[BEGIN Records to process]

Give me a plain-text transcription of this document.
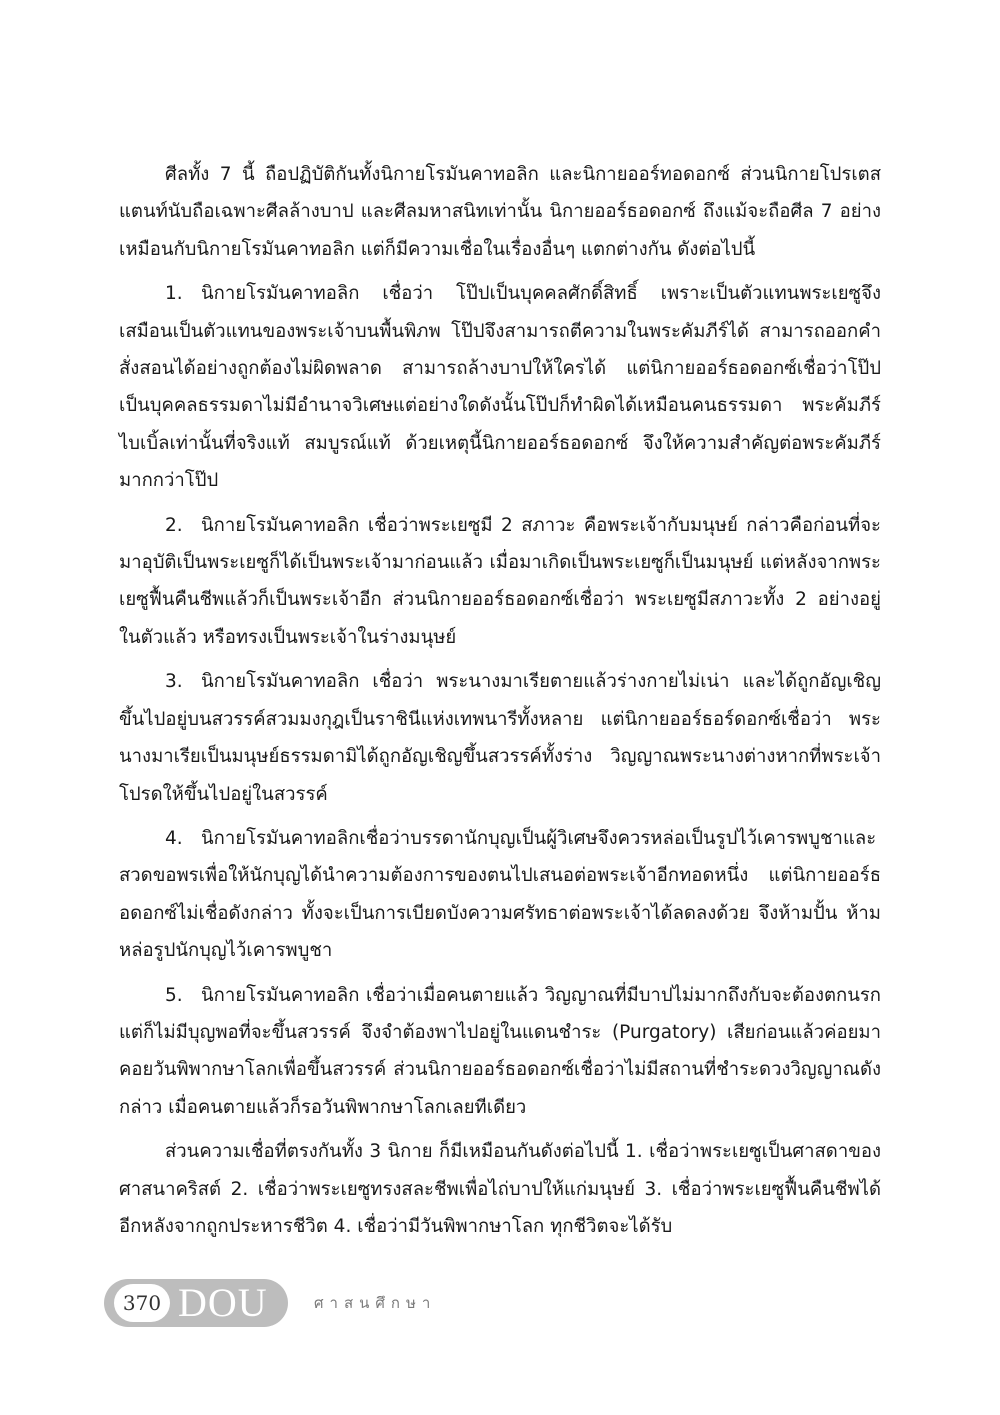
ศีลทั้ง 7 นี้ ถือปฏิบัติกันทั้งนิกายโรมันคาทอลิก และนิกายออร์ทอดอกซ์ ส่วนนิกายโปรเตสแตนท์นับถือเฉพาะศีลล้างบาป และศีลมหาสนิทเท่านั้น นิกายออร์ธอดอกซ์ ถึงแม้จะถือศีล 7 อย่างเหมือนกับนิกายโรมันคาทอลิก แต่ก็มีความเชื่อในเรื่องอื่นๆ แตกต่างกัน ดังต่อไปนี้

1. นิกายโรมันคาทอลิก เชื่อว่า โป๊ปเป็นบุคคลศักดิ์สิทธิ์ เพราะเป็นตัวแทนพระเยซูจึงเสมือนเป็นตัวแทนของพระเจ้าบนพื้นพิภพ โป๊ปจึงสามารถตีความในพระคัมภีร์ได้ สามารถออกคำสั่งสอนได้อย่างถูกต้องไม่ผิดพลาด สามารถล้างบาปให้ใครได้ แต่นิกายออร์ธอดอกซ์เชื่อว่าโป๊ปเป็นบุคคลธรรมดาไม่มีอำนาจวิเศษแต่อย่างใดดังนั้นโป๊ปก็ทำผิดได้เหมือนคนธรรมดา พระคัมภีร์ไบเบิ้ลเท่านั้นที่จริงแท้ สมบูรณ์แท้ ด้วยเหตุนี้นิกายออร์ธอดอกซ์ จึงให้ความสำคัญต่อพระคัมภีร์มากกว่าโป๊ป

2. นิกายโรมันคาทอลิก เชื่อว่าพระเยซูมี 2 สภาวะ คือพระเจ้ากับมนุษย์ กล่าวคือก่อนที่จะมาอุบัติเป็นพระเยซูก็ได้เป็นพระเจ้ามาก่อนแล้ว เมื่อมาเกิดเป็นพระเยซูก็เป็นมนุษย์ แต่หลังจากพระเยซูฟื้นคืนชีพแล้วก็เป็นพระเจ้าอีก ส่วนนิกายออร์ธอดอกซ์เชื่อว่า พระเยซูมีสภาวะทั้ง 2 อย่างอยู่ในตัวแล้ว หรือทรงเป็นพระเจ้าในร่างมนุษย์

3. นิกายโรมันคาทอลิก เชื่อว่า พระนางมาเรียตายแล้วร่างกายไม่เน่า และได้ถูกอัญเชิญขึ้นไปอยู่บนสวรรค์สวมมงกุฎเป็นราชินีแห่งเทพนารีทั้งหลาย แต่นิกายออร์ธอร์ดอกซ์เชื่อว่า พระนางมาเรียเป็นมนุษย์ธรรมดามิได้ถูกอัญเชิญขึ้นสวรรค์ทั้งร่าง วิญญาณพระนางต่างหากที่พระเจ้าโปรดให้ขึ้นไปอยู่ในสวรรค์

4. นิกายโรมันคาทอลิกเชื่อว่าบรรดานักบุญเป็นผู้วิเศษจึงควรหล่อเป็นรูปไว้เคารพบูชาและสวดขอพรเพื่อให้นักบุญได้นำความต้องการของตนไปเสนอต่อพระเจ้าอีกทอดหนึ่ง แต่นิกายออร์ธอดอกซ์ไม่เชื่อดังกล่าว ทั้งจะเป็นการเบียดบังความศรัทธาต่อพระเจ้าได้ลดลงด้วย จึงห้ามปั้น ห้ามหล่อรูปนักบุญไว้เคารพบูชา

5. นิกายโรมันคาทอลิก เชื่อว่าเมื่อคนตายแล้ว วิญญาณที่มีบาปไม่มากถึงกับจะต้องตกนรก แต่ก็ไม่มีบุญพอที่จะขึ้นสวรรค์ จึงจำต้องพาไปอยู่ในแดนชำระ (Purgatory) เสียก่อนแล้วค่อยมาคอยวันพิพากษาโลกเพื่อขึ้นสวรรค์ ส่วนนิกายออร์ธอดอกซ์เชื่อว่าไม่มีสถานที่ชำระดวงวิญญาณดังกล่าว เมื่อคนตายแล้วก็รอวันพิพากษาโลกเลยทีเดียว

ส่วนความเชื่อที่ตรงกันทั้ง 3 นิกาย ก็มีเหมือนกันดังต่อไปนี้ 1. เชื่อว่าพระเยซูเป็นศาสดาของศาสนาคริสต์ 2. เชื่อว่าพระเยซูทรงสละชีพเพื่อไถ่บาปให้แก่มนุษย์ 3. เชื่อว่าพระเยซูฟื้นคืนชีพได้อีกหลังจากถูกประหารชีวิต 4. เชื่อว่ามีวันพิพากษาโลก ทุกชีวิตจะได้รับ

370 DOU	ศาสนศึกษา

[END Records to process]

Go through the listing above and write it all out exactly, leaving out any picture.

Give me a plain-text transcription of this document.
ศีลทั้ง 7 นี้ ถือปฏิบัติกันทั้งนิกายโรมันคาทอลิก และนิกายออร์ทอดอกซ์ ส่วนนิกายโปรเตสแตนท์นับถือเฉพาะศีลล้างบาป และศีลมหาสนิทเท่านั้น นิกายออร์ธอดอกซ์ ถึงแม้จะถือศีล 7 อย่างเหมือนกับนิกายโรมันคาทอลิก แต่ก็มีความเชื่อในเรื่องอื่นๆ แตกต่างกัน ดังต่อไปนี้

1. นิกายโรมันคาทอลิก เชื่อว่า โป๊ปเป็นบุคคลศักดิ์สิทธิ์ เพราะเป็นตัวแทนพระเยซูจึงเสมือนเป็นตัวแทนของพระเจ้าบนพื้นพิภพ โป๊ปจึงสามารถตีความในพระคัมภีร์ได้ สามารถออกคำสั่งสอนได้อย่างถูกต้องไม่ผิดพลาด สามารถล้างบาปให้ใครได้ แต่นิกายออร์ธอดอกซ์เชื่อว่าโป๊ปเป็นบุคคลธรรมดาไม่มีอำนาจวิเศษแต่อย่างใดดังนั้นโป๊ปก็ทำผิดได้เหมือนคนธรรมดา พระคัมภีร์ไบเบิ้ลเท่านั้นที่จริงแท้ สมบูรณ์แท้ ด้วยเหตุนี้นิกายออร์ธอดอกซ์ จึงให้ความสำคัญต่อพระคัมภีร์มากกว่าโป๊ป

2. นิกายโรมันคาทอลิก เชื่อว่าพระเยซูมี 2 สภาวะ คือพระเจ้ากับมนุษย์ กล่าวคือก่อนที่จะมาอุบัติเป็นพระเยซูก็ได้เป็นพระเจ้ามาก่อนแล้ว เมื่อมาเกิดเป็นพระเยซูก็เป็นมนุษย์ แต่หลังจากพระเยซูฟื้นคืนชีพแล้วก็เป็นพระเจ้าอีก ส่วนนิกายออร์ธอดอกซ์เชื่อว่า พระเยซูมีสภาวะทั้ง 2 อย่างอยู่ในตัวแล้ว หรือทรงเป็นพระเจ้าในร่างมนุษย์

3. นิกายโรมันคาทอลิก เชื่อว่า พระนางมาเรียตายแล้วร่างกายไม่เน่า และได้ถูกอัญเชิญขึ้นไปอยู่บนสวรรค์สวมมงกุฎเป็นราชินีแห่งเทพนารีทั้งหลาย แต่นิกายออร์ธอร์ดอกซ์เชื่อว่า พระนางมาเรียเป็นมนุษย์ธรรมดามิได้ถูกอัญเชิญขึ้นสวรรค์ทั้งร่าง วิญญาณพระนางต่างหากที่พระเจ้าโปรดให้ขึ้นไปอยู่ในสวรรค์

4. นิกายโรมันคาทอลิกเชื่อว่าบรรดานักบุญเป็นผู้วิเศษจึงควรหล่อเป็นรูปไว้เคารพบูชาและสวดขอพรเพื่อให้นักบุญได้นำความต้องการของตนไปเสนอต่อพระเจ้าอีกทอดหนึ่ง แต่นิกายออร์ธอดอกซ์ไม่เชื่อดังกล่าว ทั้งจะเป็นการเบียดบังความศรัทธาต่อพระเจ้าได้ลดลงด้วย จึงห้ามปั้น ห้ามหล่อรูปนักบุญไว้เคารพบูชา

5. นิกายโรมันคาทอลิก เชื่อว่าเมื่อคนตายแล้ว วิญญาณที่มีบาปไม่มากถึงกับจะต้องตกนรก แต่ก็ไม่มีบุญพอที่จะขึ้นสวรรค์ จึงจำต้องพาไปอยู่ในแดนชำระ (Purgatory) เสียก่อนแล้วค่อยมาคอยวันพิพากษาโลกเพื่อขึ้นสวรรค์ ส่วนนิกายออร์ธอดอกซ์เชื่อว่าไม่มีสถานที่ชำระดวงวิญญาณดังกล่าว เมื่อคนตายแล้วก็รอวันพิพากษาโลกเลยทีเดียว

ส่วนความเชื่อที่ตรงกันทั้ง 3 นิกาย ก็มีเหมือนกันดังต่อไปนี้ 1. เชื่อว่าพระเยซูเป็นศาสดาของศาสนาคริสต์ 2. เชื่อว่าพระเยซูทรงสละชีพเพื่อไถ่บาปให้แก่มนุษย์ 3. เชื่อว่าพระเยซูฟื้นคืนชีพได้อีกหลังจากถูกประหารชีวิต 4. เชื่อว่ามีวันพิพากษาโลก ทุกชีวิตจะได้รับ

370 DOU	ศาสนศึกษา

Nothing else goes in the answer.